Goal :: In the listing below, identify each line with the word "KUMARI" and return those lines.
"""
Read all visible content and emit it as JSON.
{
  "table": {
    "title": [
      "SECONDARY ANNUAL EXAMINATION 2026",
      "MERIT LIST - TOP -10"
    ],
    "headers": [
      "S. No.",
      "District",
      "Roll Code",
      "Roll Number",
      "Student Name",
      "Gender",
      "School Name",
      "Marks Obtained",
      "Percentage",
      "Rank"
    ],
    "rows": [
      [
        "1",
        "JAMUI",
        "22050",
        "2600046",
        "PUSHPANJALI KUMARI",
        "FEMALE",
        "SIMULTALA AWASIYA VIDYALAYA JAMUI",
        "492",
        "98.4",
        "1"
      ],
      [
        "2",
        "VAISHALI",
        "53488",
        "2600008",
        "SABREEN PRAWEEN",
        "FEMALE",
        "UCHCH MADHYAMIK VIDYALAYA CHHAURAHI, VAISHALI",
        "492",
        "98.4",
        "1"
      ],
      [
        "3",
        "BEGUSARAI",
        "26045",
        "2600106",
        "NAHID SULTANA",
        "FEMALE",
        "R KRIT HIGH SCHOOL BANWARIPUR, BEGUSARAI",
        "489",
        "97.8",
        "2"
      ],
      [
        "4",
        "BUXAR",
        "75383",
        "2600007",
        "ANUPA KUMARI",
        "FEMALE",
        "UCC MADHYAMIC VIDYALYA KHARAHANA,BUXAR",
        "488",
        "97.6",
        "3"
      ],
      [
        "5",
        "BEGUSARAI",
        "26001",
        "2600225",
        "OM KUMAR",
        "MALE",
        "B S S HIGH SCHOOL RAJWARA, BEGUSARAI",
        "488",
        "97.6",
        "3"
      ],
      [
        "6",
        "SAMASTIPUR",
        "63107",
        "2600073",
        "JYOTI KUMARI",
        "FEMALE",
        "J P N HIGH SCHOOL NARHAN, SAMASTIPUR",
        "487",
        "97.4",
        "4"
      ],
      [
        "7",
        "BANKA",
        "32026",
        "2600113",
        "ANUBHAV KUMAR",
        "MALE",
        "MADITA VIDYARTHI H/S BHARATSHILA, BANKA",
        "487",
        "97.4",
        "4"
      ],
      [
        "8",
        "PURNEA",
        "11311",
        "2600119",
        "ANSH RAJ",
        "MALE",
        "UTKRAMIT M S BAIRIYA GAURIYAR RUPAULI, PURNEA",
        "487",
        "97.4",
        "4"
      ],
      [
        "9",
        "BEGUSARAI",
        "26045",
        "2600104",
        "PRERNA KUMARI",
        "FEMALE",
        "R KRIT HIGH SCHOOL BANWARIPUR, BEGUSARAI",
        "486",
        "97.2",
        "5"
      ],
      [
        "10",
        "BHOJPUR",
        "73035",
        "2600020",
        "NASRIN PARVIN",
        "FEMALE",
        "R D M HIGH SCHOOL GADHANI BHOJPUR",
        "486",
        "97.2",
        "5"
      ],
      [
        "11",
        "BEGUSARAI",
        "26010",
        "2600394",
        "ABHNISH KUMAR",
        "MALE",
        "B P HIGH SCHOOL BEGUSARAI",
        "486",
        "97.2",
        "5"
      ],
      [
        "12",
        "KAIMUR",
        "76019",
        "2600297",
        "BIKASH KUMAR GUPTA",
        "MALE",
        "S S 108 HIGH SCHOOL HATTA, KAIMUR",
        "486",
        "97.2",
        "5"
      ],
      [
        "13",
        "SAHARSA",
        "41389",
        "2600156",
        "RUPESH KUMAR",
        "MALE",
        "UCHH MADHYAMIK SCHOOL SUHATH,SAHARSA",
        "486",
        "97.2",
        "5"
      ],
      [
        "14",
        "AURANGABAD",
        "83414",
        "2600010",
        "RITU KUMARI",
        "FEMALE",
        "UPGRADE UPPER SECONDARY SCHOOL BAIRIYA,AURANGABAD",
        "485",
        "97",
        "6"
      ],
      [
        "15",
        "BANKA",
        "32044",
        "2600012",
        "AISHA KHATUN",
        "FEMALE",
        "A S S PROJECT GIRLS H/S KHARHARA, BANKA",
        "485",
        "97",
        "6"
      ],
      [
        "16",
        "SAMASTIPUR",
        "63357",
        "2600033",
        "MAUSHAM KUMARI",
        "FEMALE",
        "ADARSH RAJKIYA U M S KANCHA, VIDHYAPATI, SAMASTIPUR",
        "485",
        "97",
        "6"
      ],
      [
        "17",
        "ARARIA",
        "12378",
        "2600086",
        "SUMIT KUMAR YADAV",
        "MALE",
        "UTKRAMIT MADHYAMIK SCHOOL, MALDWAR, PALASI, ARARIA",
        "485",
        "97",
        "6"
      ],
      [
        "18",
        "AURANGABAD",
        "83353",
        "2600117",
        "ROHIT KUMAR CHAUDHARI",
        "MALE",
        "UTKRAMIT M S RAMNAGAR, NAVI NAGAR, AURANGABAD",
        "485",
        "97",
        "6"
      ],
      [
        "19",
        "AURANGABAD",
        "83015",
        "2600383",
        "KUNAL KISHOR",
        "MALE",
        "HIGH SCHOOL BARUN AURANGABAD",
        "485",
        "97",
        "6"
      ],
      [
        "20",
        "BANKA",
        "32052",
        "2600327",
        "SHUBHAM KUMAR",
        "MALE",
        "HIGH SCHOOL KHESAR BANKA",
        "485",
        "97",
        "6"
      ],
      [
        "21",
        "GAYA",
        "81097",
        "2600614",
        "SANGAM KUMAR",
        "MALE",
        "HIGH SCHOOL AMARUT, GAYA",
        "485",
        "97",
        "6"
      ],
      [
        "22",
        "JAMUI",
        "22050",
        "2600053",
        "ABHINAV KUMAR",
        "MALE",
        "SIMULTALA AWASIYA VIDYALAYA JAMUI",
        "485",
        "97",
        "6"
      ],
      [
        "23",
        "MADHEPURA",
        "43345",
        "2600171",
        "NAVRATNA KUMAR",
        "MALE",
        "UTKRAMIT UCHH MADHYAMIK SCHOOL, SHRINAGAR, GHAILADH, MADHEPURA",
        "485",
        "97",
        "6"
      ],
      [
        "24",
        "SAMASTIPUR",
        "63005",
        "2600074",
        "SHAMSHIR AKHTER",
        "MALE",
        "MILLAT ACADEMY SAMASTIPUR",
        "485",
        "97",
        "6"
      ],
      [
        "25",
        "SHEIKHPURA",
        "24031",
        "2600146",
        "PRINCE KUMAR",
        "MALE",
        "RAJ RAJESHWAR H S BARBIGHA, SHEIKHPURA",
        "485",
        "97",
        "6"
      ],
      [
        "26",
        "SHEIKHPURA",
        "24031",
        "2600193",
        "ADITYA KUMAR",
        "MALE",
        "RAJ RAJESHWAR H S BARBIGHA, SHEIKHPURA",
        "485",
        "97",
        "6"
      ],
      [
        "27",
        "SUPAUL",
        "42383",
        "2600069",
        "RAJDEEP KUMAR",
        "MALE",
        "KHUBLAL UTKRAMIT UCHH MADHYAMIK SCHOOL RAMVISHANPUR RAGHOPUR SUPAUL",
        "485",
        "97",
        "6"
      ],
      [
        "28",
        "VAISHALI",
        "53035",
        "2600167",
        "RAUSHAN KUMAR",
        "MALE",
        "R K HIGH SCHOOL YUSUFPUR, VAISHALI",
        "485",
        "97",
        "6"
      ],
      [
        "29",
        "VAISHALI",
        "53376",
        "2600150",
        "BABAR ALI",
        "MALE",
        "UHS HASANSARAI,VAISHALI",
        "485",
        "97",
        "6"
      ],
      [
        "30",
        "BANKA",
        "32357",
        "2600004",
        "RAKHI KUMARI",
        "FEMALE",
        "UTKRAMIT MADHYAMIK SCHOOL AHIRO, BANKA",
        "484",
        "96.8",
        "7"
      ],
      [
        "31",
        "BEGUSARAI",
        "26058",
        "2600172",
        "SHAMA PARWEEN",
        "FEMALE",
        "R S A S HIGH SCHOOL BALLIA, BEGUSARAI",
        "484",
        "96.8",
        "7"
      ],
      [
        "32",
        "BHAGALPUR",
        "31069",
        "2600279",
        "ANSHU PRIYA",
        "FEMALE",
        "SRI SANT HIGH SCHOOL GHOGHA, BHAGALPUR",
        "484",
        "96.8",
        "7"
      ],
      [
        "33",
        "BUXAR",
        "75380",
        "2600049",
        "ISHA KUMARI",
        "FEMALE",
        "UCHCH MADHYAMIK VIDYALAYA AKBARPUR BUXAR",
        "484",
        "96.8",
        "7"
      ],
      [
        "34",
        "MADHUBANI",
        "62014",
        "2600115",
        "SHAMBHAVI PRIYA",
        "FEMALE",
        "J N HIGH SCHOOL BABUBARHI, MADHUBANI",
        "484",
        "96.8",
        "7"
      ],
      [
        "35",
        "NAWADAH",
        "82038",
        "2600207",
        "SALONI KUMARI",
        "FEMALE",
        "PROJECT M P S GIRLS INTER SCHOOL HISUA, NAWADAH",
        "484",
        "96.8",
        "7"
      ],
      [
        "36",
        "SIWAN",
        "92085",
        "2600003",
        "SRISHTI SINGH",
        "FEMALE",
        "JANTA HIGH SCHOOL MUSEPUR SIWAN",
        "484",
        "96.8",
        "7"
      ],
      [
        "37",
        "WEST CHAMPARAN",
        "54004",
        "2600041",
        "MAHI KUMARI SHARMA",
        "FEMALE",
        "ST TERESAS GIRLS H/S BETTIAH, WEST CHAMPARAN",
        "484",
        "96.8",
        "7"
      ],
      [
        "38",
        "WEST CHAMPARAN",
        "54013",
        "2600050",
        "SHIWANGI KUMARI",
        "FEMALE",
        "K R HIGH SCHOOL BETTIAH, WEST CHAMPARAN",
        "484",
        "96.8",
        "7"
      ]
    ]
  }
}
"""
Output of the task ::
        "PUSHPANJALI KUMARI",
        "ANUPA KUMARI",
        "JYOTI KUMARI",
        "PRERNA KUMARI",
        "RITU KUMARI",
        "MAUSHAM KUMARI",
        "RAKHI KUMARI",
        "ISHA KUMARI",
        "SALONI KUMARI",
        "MAHI KUMARI SHARMA",
        "SHIWANGI KUMARI",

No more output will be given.